Request:
Search the records for "original" and copy each line that holds it.

Exercise inputs:
:::::
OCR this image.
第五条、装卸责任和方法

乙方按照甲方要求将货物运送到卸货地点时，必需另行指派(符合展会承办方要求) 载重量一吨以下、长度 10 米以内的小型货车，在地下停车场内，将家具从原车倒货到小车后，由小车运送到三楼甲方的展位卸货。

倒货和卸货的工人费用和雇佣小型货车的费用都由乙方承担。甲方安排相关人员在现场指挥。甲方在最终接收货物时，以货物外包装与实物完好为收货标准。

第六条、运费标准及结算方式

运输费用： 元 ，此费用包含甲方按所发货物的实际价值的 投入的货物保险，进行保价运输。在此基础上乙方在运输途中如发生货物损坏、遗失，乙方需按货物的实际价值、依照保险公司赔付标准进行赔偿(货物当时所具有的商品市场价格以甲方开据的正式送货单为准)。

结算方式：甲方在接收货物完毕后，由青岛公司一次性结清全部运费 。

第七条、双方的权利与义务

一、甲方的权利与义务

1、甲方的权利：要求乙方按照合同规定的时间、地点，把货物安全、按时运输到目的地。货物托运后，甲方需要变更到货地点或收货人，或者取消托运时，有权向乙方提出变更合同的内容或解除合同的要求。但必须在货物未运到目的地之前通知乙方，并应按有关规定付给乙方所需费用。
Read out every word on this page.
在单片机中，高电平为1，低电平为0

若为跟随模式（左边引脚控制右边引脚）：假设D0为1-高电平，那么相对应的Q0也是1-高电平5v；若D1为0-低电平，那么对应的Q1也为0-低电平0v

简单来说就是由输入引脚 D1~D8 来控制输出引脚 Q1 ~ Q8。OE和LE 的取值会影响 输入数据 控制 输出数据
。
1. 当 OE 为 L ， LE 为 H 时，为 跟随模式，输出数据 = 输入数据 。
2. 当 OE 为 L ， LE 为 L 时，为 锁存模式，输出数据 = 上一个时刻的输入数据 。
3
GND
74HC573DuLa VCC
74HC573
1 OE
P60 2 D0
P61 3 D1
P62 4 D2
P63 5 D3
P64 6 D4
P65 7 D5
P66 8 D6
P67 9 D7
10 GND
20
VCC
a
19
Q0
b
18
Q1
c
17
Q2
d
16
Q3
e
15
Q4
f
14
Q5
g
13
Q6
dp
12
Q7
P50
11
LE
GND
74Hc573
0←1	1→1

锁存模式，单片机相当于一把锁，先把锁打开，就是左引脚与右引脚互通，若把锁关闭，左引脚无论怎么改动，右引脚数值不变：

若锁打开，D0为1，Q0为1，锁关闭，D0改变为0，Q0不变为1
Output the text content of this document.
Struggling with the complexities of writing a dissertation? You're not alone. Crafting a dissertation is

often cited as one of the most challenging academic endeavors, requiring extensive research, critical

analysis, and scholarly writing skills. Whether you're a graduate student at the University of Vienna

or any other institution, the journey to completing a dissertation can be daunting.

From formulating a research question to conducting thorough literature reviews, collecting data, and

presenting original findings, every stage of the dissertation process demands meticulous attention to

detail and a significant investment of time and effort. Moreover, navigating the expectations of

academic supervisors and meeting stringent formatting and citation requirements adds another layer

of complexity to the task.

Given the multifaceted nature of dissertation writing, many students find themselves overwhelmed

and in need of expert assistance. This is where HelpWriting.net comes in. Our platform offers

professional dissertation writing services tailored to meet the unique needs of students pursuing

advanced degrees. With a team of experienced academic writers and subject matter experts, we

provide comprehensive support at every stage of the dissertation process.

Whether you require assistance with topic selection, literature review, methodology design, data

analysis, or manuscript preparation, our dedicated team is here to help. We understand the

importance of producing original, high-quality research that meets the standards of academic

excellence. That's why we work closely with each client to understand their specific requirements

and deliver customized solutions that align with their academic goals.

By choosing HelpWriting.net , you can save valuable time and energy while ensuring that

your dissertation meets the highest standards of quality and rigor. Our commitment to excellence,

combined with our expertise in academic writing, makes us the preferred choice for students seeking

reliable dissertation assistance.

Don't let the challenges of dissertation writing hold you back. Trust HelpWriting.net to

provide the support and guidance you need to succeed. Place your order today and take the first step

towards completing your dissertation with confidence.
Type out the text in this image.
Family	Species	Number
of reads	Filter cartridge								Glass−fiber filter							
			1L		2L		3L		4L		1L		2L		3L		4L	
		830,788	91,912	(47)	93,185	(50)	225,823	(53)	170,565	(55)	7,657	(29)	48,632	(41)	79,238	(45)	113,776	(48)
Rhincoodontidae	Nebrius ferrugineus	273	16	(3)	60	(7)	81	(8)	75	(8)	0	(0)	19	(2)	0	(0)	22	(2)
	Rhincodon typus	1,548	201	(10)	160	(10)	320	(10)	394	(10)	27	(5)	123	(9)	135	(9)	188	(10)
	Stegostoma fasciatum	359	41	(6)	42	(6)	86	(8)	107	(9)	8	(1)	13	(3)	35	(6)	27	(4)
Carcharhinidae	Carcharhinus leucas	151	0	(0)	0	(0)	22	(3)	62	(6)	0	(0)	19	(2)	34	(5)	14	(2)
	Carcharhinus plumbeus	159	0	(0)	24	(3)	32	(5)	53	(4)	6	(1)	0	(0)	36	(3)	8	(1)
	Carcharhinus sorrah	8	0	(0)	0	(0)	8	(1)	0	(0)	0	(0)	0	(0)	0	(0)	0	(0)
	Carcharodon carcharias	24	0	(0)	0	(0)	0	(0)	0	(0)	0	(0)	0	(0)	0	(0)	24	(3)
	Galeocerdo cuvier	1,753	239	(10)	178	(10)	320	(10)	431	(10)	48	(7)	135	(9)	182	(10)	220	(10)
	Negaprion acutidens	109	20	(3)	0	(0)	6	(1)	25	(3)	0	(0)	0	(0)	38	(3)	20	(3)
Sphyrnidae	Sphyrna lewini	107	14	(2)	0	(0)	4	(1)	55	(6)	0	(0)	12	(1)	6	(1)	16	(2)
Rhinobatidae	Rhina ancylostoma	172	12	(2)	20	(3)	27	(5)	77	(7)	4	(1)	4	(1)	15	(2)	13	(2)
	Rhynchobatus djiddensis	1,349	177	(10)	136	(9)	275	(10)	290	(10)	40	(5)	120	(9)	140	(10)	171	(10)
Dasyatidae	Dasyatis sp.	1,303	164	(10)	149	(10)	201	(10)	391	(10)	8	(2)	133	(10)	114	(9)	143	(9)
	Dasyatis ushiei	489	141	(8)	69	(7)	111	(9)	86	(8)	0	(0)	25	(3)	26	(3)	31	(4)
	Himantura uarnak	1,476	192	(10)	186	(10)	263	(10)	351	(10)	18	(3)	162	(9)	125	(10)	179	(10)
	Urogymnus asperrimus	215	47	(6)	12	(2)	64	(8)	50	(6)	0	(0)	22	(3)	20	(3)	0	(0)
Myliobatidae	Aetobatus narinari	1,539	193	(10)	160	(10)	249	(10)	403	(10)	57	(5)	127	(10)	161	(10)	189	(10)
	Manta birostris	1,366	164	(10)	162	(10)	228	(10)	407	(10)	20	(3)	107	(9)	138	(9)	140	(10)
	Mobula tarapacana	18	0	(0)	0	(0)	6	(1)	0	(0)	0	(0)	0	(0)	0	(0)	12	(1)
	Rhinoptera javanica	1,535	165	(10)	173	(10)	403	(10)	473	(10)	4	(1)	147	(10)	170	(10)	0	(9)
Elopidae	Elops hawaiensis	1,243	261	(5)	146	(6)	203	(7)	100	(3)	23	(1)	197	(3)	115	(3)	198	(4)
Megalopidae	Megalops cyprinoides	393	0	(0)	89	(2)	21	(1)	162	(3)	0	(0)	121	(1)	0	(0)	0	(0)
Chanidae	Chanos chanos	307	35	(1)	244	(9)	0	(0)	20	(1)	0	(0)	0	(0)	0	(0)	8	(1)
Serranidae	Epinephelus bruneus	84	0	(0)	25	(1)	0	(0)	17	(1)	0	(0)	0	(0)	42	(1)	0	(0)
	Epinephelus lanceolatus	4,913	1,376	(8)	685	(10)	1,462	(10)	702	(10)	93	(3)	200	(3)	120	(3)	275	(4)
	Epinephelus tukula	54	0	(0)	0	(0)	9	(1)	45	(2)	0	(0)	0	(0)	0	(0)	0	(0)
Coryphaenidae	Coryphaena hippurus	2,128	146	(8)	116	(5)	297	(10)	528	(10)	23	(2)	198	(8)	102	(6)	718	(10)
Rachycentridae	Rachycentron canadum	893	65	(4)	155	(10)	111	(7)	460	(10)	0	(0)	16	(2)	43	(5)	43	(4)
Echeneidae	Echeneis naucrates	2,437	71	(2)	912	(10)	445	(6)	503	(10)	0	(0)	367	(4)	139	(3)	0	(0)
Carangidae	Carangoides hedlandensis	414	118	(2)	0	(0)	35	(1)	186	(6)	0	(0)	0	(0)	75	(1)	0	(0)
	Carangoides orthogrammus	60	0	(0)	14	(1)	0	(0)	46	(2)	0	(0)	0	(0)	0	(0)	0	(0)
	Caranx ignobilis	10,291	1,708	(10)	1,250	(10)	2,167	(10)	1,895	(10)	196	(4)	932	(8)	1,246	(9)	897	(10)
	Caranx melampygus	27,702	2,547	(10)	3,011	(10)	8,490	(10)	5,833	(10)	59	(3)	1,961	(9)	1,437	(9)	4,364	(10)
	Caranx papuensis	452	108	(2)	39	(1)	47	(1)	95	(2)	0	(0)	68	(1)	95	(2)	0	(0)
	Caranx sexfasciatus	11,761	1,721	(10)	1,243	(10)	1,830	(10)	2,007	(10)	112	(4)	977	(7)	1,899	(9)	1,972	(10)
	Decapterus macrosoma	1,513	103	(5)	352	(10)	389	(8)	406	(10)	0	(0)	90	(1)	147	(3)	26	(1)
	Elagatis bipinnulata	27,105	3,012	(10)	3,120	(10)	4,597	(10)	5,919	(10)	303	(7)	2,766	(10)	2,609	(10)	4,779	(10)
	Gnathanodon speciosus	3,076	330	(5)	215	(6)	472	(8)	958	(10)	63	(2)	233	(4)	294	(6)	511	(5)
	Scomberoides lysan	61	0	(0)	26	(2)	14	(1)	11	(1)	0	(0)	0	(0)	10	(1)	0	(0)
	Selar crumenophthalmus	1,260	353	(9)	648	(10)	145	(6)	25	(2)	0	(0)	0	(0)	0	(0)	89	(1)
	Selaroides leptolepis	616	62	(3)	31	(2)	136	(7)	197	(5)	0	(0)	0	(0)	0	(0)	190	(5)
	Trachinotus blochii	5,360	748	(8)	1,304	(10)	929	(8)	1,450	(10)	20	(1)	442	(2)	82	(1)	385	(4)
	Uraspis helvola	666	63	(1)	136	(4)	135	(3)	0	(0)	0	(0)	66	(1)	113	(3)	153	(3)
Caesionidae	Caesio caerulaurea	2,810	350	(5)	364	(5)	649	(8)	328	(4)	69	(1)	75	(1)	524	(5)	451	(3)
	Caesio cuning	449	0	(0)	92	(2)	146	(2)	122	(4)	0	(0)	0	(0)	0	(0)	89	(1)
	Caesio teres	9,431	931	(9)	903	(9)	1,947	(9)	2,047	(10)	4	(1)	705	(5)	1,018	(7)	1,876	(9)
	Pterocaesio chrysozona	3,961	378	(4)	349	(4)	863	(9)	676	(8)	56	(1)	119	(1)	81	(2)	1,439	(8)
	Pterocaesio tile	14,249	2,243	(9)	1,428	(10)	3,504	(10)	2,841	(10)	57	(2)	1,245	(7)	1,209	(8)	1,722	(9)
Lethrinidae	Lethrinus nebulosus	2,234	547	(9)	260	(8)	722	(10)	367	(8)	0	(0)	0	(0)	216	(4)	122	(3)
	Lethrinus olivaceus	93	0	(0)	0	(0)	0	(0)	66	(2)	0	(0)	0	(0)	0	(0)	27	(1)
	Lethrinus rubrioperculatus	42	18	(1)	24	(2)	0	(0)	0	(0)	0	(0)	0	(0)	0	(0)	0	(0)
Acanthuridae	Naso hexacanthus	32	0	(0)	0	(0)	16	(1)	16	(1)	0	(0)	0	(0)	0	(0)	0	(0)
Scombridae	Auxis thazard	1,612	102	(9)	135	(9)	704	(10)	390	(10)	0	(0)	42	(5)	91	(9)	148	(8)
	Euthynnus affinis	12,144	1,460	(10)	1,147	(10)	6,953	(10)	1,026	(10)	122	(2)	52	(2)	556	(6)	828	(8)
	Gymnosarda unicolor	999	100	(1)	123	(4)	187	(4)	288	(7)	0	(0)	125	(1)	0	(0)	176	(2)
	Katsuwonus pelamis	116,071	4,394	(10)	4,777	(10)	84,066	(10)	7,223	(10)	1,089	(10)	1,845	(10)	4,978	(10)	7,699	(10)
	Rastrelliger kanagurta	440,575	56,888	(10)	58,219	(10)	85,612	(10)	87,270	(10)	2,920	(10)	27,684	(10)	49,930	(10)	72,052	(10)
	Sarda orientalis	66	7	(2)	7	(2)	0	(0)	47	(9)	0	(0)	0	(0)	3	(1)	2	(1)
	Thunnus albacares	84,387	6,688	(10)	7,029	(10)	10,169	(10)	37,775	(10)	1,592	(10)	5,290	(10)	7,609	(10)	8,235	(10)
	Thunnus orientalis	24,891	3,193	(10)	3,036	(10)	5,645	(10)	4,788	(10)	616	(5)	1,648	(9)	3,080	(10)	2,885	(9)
:::::
Complete output:
presenting original findings, every stage of the dissertation process demands meticulous attention to
importance of producing original, high-quality research that meets the standards of academic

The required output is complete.